• Ihre Aufgabe: Setzen Sie den unten stehenden Kommentar über die Präsidentschaft Donald Trumps fort, und zwar im Anschluss an seinen letzten Satz.

• Seite:
━━━━━━━━━━━━━━━━━━━━━━━━━━━━━━

Drei Jahre nach der Wahl Donald Trumps mündet diese Präsidentschaft in ihr logisches Finale. Es geht nicht nur um ein Telefonat. Es geht um die Frage, wie viel die Demokratie an Verbiegung erträgt, ehe sie bricht.

Kommentar von Stefan Kornelius

In den USA hat der politische Herbst begonnen, jene Jahreszeit, die üblicherweise in die Wahl des nächsten Präsidenten mündet und die vor inszenierter Kulisse aus Strohballen und Coffee Diners abgehalten wird. Das aber ändert sich nun, plötzlich wird der Anhörungssaal zum zentralen Ort, die zum Schwur gehobene Hand wird das meist fotografierte Bild im Wahlkampf abgeben. Viele Hände werden da in die Höhe gereckt werden, denn was sich nach nur wenigen Tagen des jüngsten Trump-Dramas abzeichnet, lässt einen Skandal massiven Ausmaßes erwarten.

━━━━━━━━━━━━━━━━━━━━━━━━━━━━━━

• Ausgewählte Einträge:
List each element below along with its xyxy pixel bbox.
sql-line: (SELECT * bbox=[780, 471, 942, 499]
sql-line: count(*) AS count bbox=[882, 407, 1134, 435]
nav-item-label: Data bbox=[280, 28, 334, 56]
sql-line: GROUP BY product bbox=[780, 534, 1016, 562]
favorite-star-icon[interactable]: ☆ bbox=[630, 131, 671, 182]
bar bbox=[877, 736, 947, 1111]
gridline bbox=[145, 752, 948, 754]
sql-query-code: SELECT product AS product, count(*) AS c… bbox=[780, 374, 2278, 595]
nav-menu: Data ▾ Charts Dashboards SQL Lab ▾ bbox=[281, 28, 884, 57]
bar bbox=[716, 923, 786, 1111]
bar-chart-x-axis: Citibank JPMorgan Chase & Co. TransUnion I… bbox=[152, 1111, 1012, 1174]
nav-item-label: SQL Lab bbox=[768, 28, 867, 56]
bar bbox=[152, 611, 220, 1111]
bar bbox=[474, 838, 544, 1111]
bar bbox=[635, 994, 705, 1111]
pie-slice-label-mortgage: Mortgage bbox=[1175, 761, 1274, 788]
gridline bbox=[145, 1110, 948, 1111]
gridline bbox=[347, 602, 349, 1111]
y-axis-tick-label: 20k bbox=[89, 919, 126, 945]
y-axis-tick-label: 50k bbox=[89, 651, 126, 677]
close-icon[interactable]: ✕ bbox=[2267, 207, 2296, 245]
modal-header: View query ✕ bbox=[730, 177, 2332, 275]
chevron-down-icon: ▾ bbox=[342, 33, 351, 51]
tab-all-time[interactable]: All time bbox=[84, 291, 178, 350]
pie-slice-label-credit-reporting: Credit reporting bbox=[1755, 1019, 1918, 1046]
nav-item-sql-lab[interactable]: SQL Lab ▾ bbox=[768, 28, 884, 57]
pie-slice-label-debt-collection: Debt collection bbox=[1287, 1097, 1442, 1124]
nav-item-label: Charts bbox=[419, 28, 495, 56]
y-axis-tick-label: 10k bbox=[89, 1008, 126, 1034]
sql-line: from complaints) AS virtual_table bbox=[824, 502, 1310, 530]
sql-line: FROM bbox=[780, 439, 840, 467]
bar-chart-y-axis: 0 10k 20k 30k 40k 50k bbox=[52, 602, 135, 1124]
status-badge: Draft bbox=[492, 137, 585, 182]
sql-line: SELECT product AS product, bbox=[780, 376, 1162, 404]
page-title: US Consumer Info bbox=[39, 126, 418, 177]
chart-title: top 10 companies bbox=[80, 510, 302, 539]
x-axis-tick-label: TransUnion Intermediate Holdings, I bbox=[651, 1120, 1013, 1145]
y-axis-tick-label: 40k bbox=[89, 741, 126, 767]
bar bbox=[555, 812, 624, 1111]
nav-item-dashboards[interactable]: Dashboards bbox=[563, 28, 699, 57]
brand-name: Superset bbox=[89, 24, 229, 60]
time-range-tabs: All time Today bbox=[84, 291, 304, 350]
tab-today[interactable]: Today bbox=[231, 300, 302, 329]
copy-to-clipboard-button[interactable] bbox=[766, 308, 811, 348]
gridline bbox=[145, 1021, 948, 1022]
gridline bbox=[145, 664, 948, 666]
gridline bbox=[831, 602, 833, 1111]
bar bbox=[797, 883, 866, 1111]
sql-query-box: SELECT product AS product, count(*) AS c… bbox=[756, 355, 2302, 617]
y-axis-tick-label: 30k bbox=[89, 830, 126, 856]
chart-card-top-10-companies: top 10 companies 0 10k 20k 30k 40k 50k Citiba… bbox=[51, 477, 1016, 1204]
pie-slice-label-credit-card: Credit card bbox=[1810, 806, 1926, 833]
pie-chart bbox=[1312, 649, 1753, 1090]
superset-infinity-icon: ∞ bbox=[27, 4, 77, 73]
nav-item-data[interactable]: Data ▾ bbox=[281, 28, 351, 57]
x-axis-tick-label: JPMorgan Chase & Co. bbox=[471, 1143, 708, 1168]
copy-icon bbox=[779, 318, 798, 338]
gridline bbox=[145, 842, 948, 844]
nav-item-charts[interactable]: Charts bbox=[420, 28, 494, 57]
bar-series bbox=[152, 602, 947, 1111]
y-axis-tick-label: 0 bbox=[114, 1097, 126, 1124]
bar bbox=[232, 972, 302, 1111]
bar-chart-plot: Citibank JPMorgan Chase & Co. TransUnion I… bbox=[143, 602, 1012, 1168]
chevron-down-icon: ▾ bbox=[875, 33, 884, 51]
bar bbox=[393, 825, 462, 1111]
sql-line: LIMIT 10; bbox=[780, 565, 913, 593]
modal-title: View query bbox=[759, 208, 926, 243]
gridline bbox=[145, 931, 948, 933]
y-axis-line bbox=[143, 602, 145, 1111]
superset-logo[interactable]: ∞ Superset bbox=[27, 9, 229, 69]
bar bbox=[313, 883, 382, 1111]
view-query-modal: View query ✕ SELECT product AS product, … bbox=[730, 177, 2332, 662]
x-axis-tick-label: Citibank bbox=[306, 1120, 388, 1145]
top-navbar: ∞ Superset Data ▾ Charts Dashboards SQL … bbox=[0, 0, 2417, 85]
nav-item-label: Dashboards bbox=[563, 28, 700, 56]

━━━━━━━━━━━━━━━━━━━━━━━━━━━━━━

• Antwort:
Dabei ist es nicht nur der Sachverhalt selbst - der Präsident fordert einen ausländischen Präsidenten auf, belastendes Material über den politischen Gegner zu liefern -, sondern vielmehr das System, das sich offenbart. Trumps selbstinkriminierende Worte aus einem möglicherweise auch noch geschönten Telefonprotokoll geben ja nur einen Ausschnitt dieser Episode aus dem Leben des unmöglichsten Präsidenten wieder. Erst unter der Wasseroberfläche zeigt der Eisberg seine gewaltigen Dimensionen.

Ein Netz von Büchsenspannern und politischen Mobstern hat systematisch die neue ukrainische Führung bearbeitet, Hilfsgelder wurden offenbar als Druckmittel zurückgehalten, Staatsanwälte instrumentalisiert. Dutzende Mithörer und Mitwisser beißen sich nun lieber die Zunge ab, statt Alarm zu schlagen. Beweise wurden weggesperrt, Spuren verwischt.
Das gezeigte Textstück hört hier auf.